Short exercise: Return all the data below as it stands, minus the pictures.
--- start Exercise materials ---
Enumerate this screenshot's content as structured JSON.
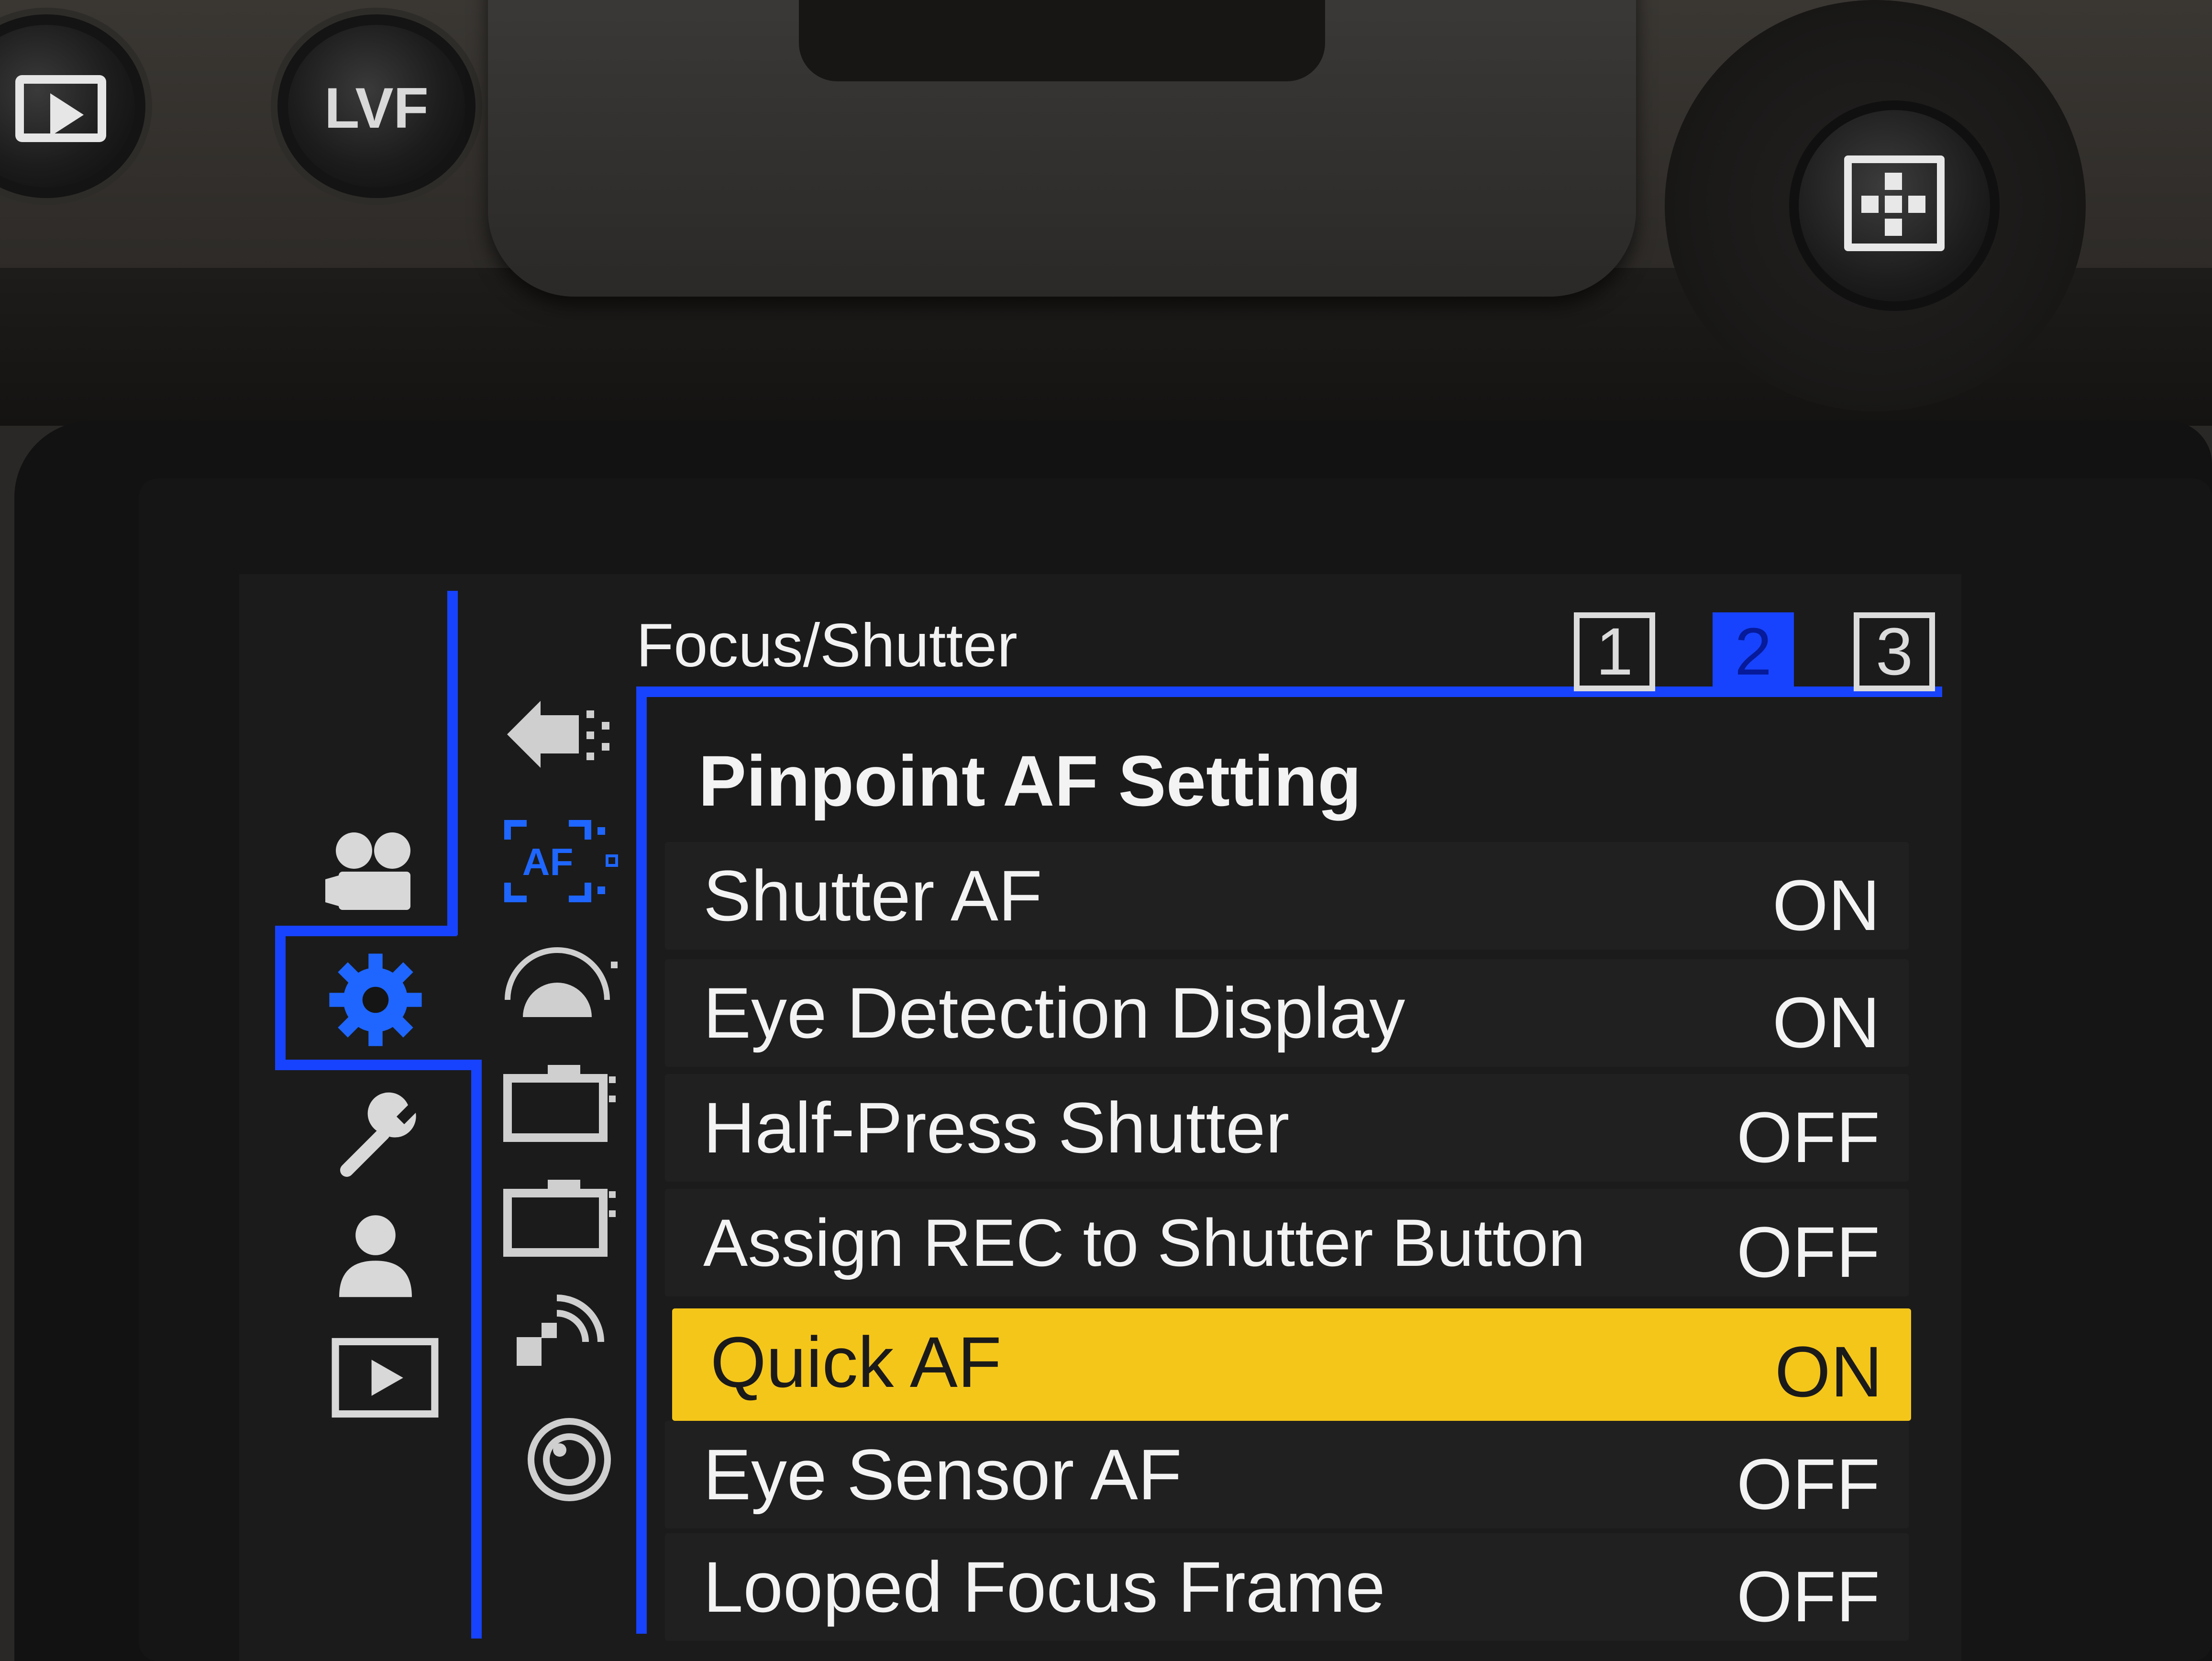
{
  "hardware": {
    "lvf_label": "LVF",
    "play_button_icon": "playback-icon",
    "joystick_icon": "joystick-af-point-icon"
  },
  "main_menu": {
    "items": [
      {
        "icon": "video-camera-icon"
      },
      {
        "icon": "gear-icon",
        "selected": true
      },
      {
        "icon": "wrench-icon"
      },
      {
        "icon": "person-icon"
      },
      {
        "icon": "playback-icon"
      }
    ]
  },
  "sub_menu": {
    "items": [
      {
        "icon": "af-area-arrow-icon"
      },
      {
        "icon": "af-icon",
        "label": "AF",
        "selected": true
      },
      {
        "icon": "exposure-meter-icon"
      },
      {
        "icon": "camera-1-icon"
      },
      {
        "icon": "camera-2-icon"
      },
      {
        "icon": "wireless-icon"
      },
      {
        "icon": "lens-icon"
      }
    ]
  },
  "menu": {
    "title": "Focus/Shutter",
    "pages": [
      "1",
      "2",
      "3"
    ],
    "current_page": "2",
    "rows": [
      {
        "label": "Pinpoint AF Setting",
        "value": ""
      },
      {
        "label": "Shutter AF",
        "value": "ON"
      },
      {
        "label": "Eye Detection Display",
        "value": "ON"
      },
      {
        "label": "Half-Press Shutter",
        "value": "OFF"
      },
      {
        "label": "Assign REC to Shutter Button",
        "value": "OFF"
      },
      {
        "label": "Quick AF",
        "value": "ON"
      },
      {
        "label": "Eye Sensor AF",
        "value": "OFF"
      },
      {
        "label": "Looped Focus Frame",
        "value": "OFF"
      }
    ],
    "selected_row": "Quick AF"
  },
  "colors": {
    "accent_blue": "#1743ff",
    "selection_yellow": "#f5c61a",
    "text": "#f3f3f3"
  }
}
--- end Exercise materials ---
The solution:
Enumerate this screenshot's content as structured JSON.
{
  "hardware": {
    "lvf_label": "LVF",
    "play_button_icon": "playback-icon",
    "joystick_icon": "joystick-af-point-icon"
  },
  "main_menu": {
    "items": [
      {
        "icon": "video-camera-icon"
      },
      {
        "icon": "gear-icon",
        "selected": true
      },
      {
        "icon": "wrench-icon"
      },
      {
        "icon": "person-icon"
      },
      {
        "icon": "playback-icon"
      }
    ]
  },
  "sub_menu": {
    "items": [
      {
        "icon": "af-area-arrow-icon"
      },
      {
        "icon": "af-icon",
        "label": "AF",
        "selected": true
      },
      {
        "icon": "exposure-meter-icon"
      },
      {
        "icon": "camera-1-icon"
      },
      {
        "icon": "camera-2-icon"
      },
      {
        "icon": "wireless-icon"
      },
      {
        "icon": "lens-icon"
      }
    ]
  },
  "menu": {
    "title": "Focus/Shutter",
    "pages": [
      "1",
      "2",
      "3"
    ],
    "current_page": "2",
    "rows": [
      {
        "label": "Pinpoint AF Setting",
        "value": ""
      },
      {
        "label": "Shutter AF",
        "value": "ON"
      },
      {
        "label": "Eye Detection Display",
        "value": "ON"
      },
      {
        "label": "Half-Press Shutter",
        "value": "OFF"
      },
      {
        "label": "Assign REC to Shutter Button",
        "value": "OFF"
      },
      {
        "label": "Quick AF",
        "value": "ON"
      },
      {
        "label": "Eye Sensor AF",
        "value": "OFF"
      },
      {
        "label": "Looped Focus Frame",
        "value": "OFF"
      }
    ],
    "selected_row": "Quick AF"
  },
  "colors": {
    "accent_blue": "#1743ff",
    "selection_yellow": "#f5c61a",
    "text": "#f3f3f3"
  }
}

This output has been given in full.